(begin)

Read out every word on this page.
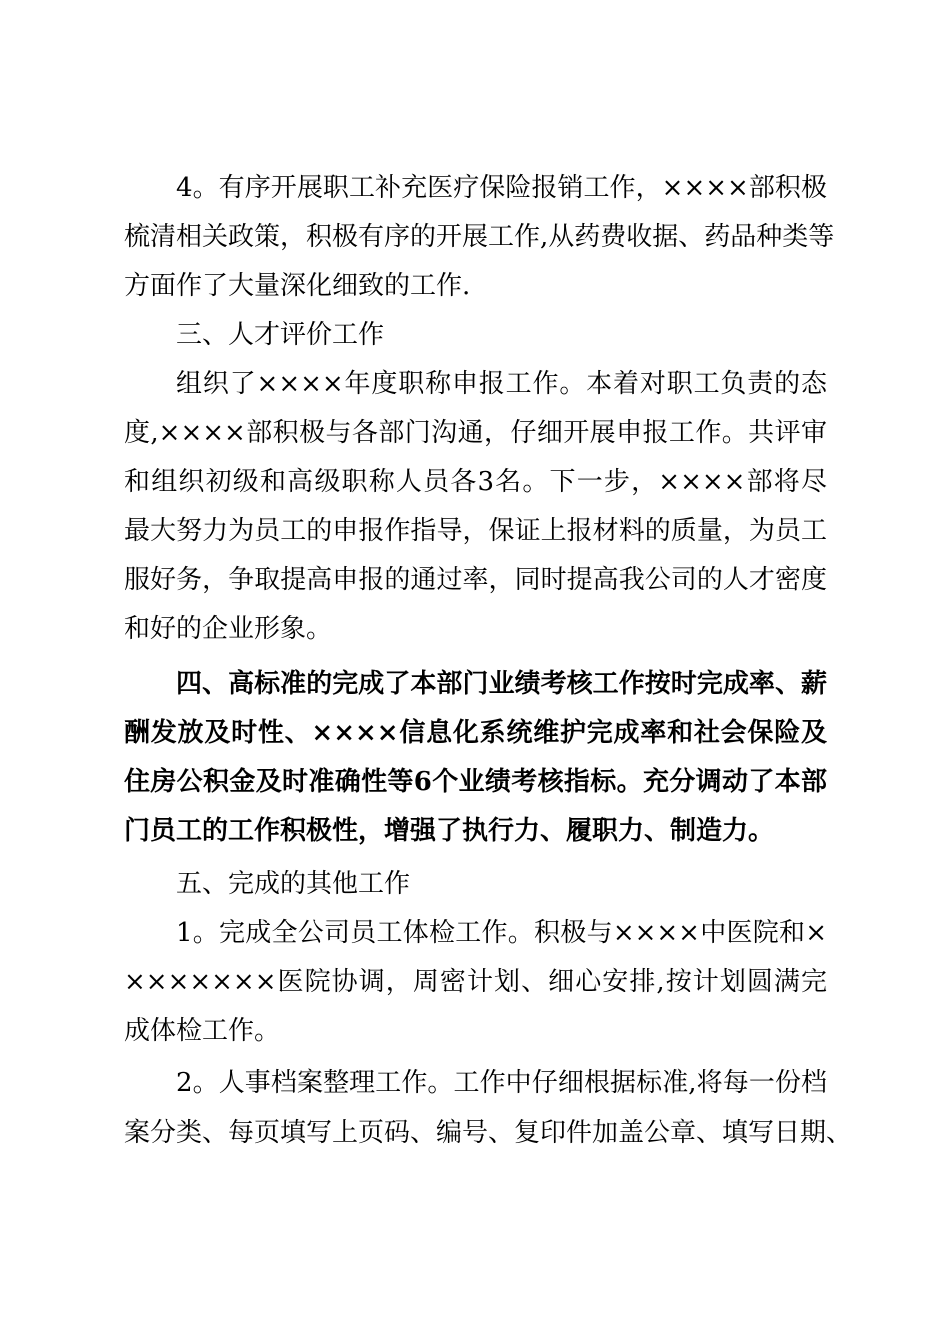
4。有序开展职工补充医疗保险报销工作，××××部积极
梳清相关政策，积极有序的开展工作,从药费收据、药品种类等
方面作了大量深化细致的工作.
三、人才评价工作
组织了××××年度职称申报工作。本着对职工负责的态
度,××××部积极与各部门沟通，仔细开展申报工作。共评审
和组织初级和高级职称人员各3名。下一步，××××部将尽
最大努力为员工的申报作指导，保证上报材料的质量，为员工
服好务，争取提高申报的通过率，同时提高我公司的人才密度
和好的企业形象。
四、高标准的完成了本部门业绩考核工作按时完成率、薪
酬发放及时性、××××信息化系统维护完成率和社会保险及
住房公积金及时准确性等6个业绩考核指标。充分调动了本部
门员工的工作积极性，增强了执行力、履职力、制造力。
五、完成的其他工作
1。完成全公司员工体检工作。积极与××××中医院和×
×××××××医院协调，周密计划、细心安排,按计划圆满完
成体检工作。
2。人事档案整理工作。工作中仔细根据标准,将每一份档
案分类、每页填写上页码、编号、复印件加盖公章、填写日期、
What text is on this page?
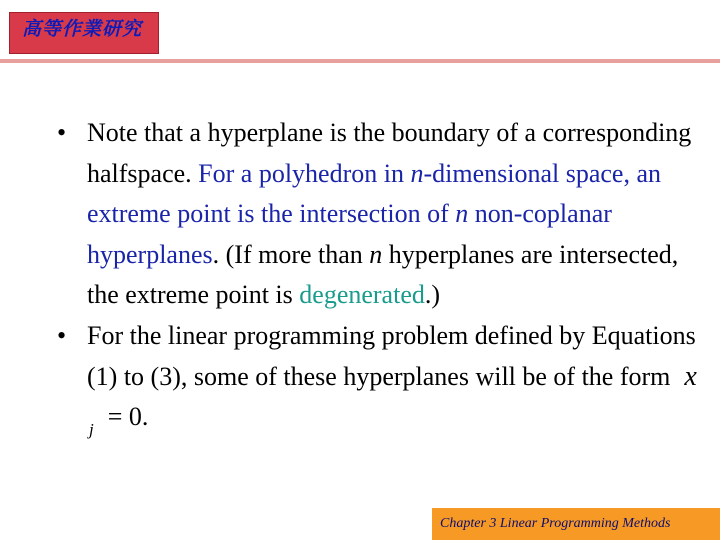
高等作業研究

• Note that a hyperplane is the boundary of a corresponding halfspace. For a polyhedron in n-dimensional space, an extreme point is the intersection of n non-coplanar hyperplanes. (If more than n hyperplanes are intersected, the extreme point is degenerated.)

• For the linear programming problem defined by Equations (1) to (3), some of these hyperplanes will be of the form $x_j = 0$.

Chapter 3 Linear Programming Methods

(end)

* **TASK DETAILS**
Write out all the entries exactly, except for the pictures.

* **FULL RESPONSE**
Read out every word on this page.
4。有序开展职工补充医疗保险报销工作，××××部积极
梳清相关政策，积极有序的开展工作,从药费收据、药品种类等
方面作了大量深化细致的工作.
三、人才评价工作
组织了××××年度职称申报工作。本着对职工负责的态
度,××××部积极与各部门沟通，仔细开展申报工作。共评审
和组织初级和高级职称人员各3名。下一步，××××部将尽
最大努力为员工的申报作指导，保证上报材料的质量，为员工
服好务，争取提高申报的通过率，同时提高我公司的人才密度
和好的企业形象。
四、高标准的完成了本部门业绩考核工作按时完成率、薪
酬发放及时性、××××信息化系统维护完成率和社会保险及
住房公积金及时准确性等6个业绩考核指标。充分调动了本部
门员工的工作积极性，增强了执行力、履职力、制造力。
五、完成的其他工作
1。完成全公司员工体检工作。积极与××××中医院和×
×××××××医院协调，周密计划、细心安排,按计划圆满完
成体检工作。
2。人事档案整理工作。工作中仔细根据标准,将每一份档
案分类、每页填写上页码、编号、复印件加盖公章、填写日期、
What text is on this page?
高等作業研究

• Note that a hyperplane is the boundary of a corresponding halfspace. For a polyhedron in n-dimensional space, an extreme point is the intersection of n non-coplanar hyperplanes. (If more than n hyperplanes are intersected, the extreme point is degenerated.)

• For the linear programming problem defined by Equations (1) to (3), some of these hyperplanes will be of the form $x_j = 0$.

Chapter 3 Linear Programming Methods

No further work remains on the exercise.